[Records contained in a dataset]
---+---

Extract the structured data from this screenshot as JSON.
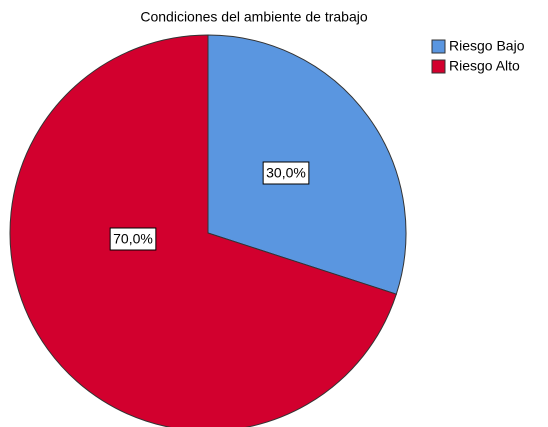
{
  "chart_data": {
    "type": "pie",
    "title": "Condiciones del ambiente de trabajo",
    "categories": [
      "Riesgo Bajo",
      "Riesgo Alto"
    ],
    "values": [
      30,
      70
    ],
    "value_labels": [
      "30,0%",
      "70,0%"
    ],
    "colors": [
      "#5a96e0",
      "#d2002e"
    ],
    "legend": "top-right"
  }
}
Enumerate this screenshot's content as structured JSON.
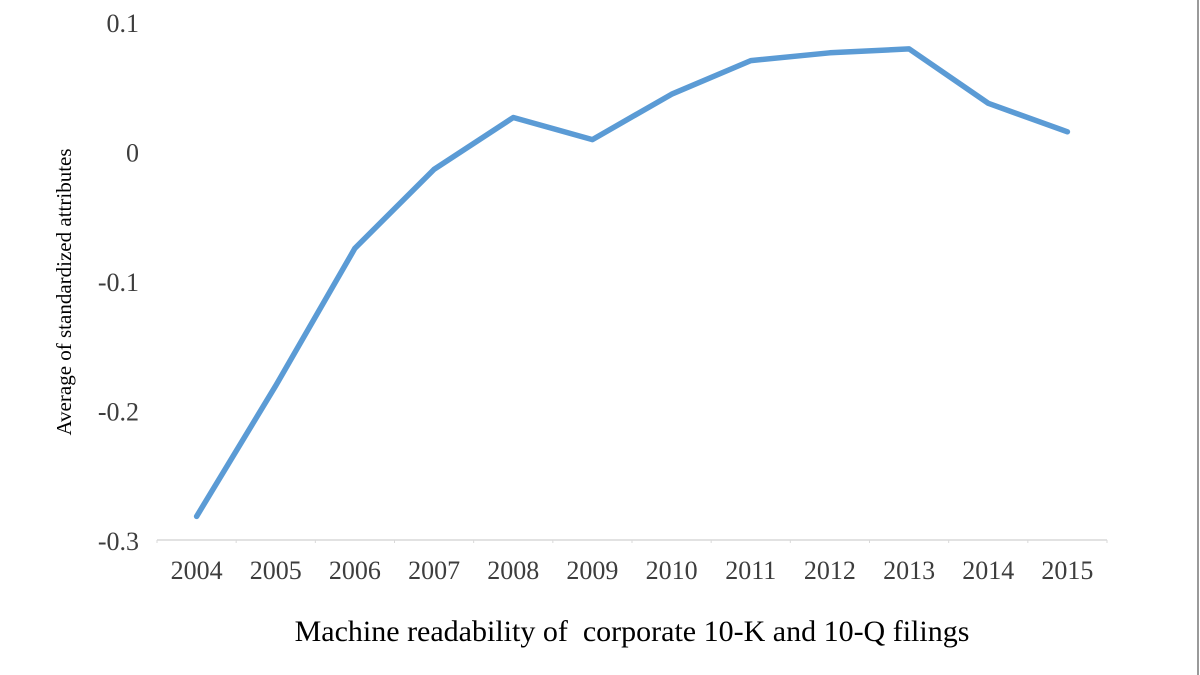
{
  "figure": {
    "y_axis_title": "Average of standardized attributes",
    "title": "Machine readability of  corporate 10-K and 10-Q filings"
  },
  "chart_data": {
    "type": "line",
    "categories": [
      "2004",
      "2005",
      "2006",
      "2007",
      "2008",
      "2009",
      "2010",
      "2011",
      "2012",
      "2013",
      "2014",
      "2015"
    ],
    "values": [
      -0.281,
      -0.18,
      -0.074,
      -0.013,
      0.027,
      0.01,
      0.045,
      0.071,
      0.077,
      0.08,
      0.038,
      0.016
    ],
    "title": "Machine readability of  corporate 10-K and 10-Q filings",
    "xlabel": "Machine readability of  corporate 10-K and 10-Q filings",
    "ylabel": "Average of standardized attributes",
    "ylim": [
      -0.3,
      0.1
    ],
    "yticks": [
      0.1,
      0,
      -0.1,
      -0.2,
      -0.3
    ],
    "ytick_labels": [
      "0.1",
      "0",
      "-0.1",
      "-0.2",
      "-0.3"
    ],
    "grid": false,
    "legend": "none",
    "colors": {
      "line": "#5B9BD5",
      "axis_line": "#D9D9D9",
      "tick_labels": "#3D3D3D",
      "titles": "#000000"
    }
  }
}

---+---

Exercise instructions: Exactly as written, return every line of the listing, but not the pictures.

Result of this task:
Extract the structured data from this screenshot as JSON.
{
  "chart_data": {
    "type": "pie",
    "title": "Condiciones del ambiente de trabajo",
    "categories": [
      "Riesgo Bajo",
      "Riesgo Alto"
    ],
    "values": [
      30,
      70
    ],
    "value_labels": [
      "30,0%",
      "70,0%"
    ],
    "colors": [
      "#5a96e0",
      "#d2002e"
    ],
    "legend": "top-right"
  }
}
Enumerate this screenshot's content as structured JSON.
{
  "figure": {
    "y_axis_title": "Average of standardized attributes",
    "title": "Machine readability of  corporate 10-K and 10-Q filings"
  },
  "chart_data": {
    "type": "line",
    "categories": [
      "2004",
      "2005",
      "2006",
      "2007",
      "2008",
      "2009",
      "2010",
      "2011",
      "2012",
      "2013",
      "2014",
      "2015"
    ],
    "values": [
      -0.281,
      -0.18,
      -0.074,
      -0.013,
      0.027,
      0.01,
      0.045,
      0.071,
      0.077,
      0.08,
      0.038,
      0.016
    ],
    "title": "Machine readability of  corporate 10-K and 10-Q filings",
    "xlabel": "Machine readability of  corporate 10-K and 10-Q filings",
    "ylabel": "Average of standardized attributes",
    "ylim": [
      -0.3,
      0.1
    ],
    "yticks": [
      0.1,
      0,
      -0.1,
      -0.2,
      -0.3
    ],
    "ytick_labels": [
      "0.1",
      "0",
      "-0.1",
      "-0.2",
      "-0.3"
    ],
    "grid": false,
    "legend": "none",
    "colors": {
      "line": "#5B9BD5",
      "axis_line": "#D9D9D9",
      "tick_labels": "#3D3D3D",
      "titles": "#000000"
    }
  }
}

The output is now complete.